[Start of AVAILABLE DATA]

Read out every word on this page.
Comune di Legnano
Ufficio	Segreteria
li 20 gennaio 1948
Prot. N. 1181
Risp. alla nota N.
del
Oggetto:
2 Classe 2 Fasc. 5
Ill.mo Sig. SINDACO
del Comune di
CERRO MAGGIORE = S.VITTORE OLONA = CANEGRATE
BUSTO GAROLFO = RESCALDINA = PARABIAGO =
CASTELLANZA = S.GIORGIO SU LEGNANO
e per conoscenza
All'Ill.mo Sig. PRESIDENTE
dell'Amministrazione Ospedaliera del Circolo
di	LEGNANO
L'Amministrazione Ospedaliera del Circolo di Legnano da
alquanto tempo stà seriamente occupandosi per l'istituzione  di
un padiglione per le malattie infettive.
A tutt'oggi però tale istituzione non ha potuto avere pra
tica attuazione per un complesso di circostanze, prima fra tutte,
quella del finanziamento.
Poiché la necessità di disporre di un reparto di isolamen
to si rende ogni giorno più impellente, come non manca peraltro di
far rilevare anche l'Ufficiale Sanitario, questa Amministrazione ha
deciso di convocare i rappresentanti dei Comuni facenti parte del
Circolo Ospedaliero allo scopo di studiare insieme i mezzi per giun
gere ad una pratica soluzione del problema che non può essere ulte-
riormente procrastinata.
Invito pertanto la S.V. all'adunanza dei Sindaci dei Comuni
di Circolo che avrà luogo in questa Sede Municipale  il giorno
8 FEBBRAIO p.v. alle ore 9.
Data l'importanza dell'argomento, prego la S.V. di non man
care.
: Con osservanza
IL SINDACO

[End of AVAILABLE DATA]

→ **WHAT IS EXPECTED**: All of the entries above must be quoted exactly.

→ **REPLY TO THE EXERCISE**:
Read out every word on this page.
Comune di Legnano
Ufficio	Segreteria
li 20 gennaio 1948
Prot. N. 1181
Risp. alla nota N.
del
Oggetto:
2 Classe 2 Fasc. 5
Ill.mo Sig. SINDACO
del Comune di
CERRO MAGGIORE = S.VITTORE OLONA = CANEGRATE
BUSTO GAROLFO = RESCALDINA = PARABIAGO =
CASTELLANZA = S.GIORGIO SU LEGNANO
e per conoscenza
All'Ill.mo Sig. PRESIDENTE
dell'Amministrazione Ospedaliera del Circolo
di	LEGNANO
L'Amministrazione Ospedaliera del Circolo di Legnano da
alquanto tempo stà seriamente occupandosi per l'istituzione  di
un padiglione per le malattie infettive.
A tutt'oggi però tale istituzione non ha potuto avere pra
tica attuazione per un complesso di circostanze, prima fra tutte,
quella del finanziamento.
Poiché la necessità di disporre di un reparto di isolamen
to si rende ogni giorno più impellente, come non manca peraltro di
far rilevare anche l'Ufficiale Sanitario, questa Amministrazione ha
deciso di convocare i rappresentanti dei Comuni facenti parte del
Circolo Ospedaliero allo scopo di studiare insieme i mezzi per giun
gere ad una pratica soluzione del problema che non può essere ulte-
riormente procrastinata.
Invito pertanto la S.V. all'adunanza dei Sindaci dei Comuni
di Circolo che avrà luogo in questa Sede Municipale  il giorno
8 FEBBRAIO p.v. alle ore 9.
Data l'importanza dell'argomento, prego la S.V. di non man
care.
: Con osservanza
IL SINDACO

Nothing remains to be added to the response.